### Text
- - -

So earlier last year, I set the stage for a comicing disaster of operatic proportions, and I have no intention of leaving you folks hanging. Let’s get on with it!

“REALAWORLD CHAPTER 1: THE MYSTERIOUS DAZE OF NIGHT”

We can already tell from the title that this is gonna be a good one. Let’s take a look at the cover, shall we?

A more accurate depiction of the suffering within this book would be to have NiGHTS pinned to a cross. Let me just say, I think this is actually a pretty good cover (once again supplied by Spaz), EXCEPT for that AWFUL CG coloring. I don’t know why but that shit was rampant on Sonic comics around this time, as if there was an editorial mandate on taking decent cover compositions and running then through some CG mud. Or perhaps it was intentional on the artist’s part?? The use of bright, garish colors is not unlike that of the poison dart frog or the common hornet, trying to warn us of the grim realities that await us should we wander too close. Whatever the case, those warnings were not heeded, and I paid dearly as a result.

And now, so shall you.


Let’s not dwell on the mundane bits for too long: the comic opens up with our heroes Elliot and Claire getting ready for their HOT DATE with one another, and apparently they decide to whip into full-blown exposition of what happened in NiGHTS 1-3 in what I hope is their attempt to alleviate pre-date jitters. I refuse to post the rest of this spread because it’s most shots of feet and it’s too early for dumb shit like that.


BUT IT WAS ALL A DREAM…..man, what did those crazy kids eat???

Oh silly me it was the prank of Reala, the evil dream jester that also feels the urge to narrate his lil heart out.

- - -

### Data lines
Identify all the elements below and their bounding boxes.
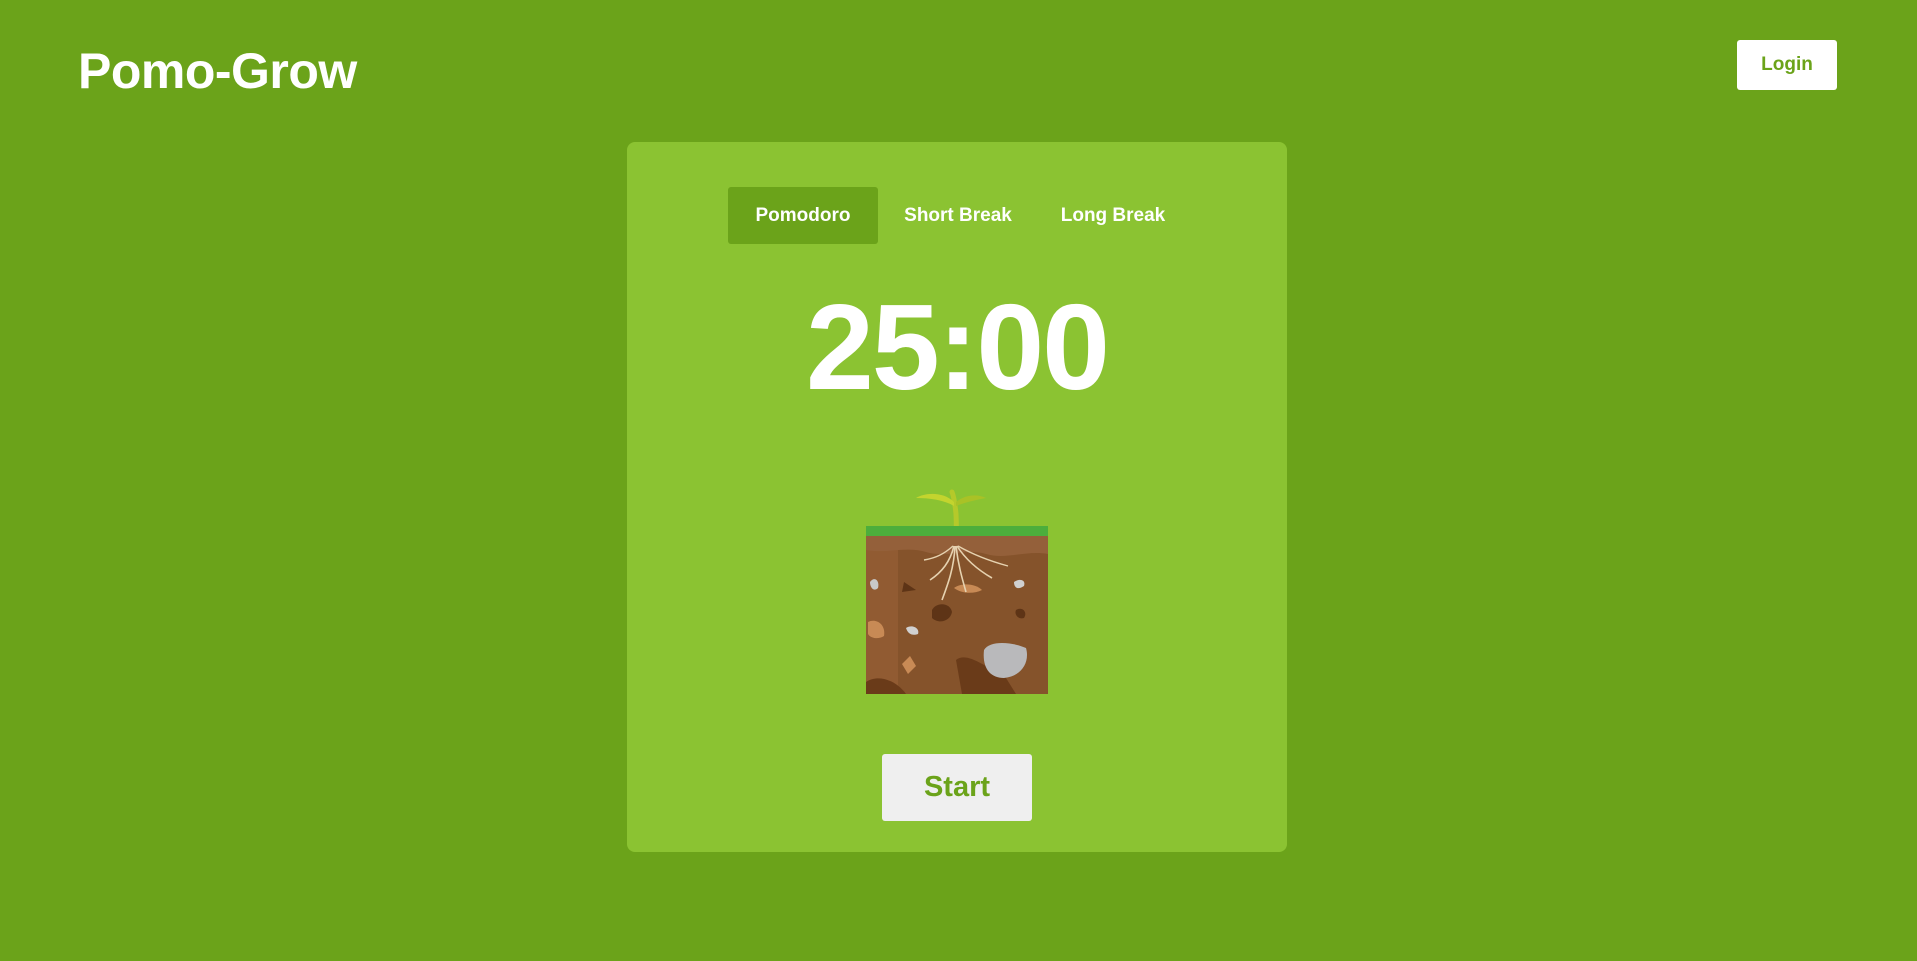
timer-display: 25:00: [805, 279, 1110, 415]
timer-card: Pomodoro Short Break Long Break 25:00 St…: [627, 142, 1287, 852]
tab-long-break[interactable]: Long Break: [1038, 187, 1188, 244]
login-button[interactable]: Login: [1737, 40, 1837, 90]
mode-tabs: Pomodoro Short Break Long Break: [728, 187, 1186, 244]
start-button[interactable]: Start: [882, 754, 1032, 821]
seedling-in-soil-icon: [866, 489, 1048, 694]
tab-short-break[interactable]: Short Break: [878, 187, 1038, 244]
tab-pomodoro[interactable]: Pomodoro: [728, 187, 878, 244]
app-title: Pomo-Grow: [78, 43, 357, 99]
top-header: Pomo-Grow Login: [0, 0, 1917, 130]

- - -

In the comic review, who supplied the cover?

### Written response
Spaz supplied the cover.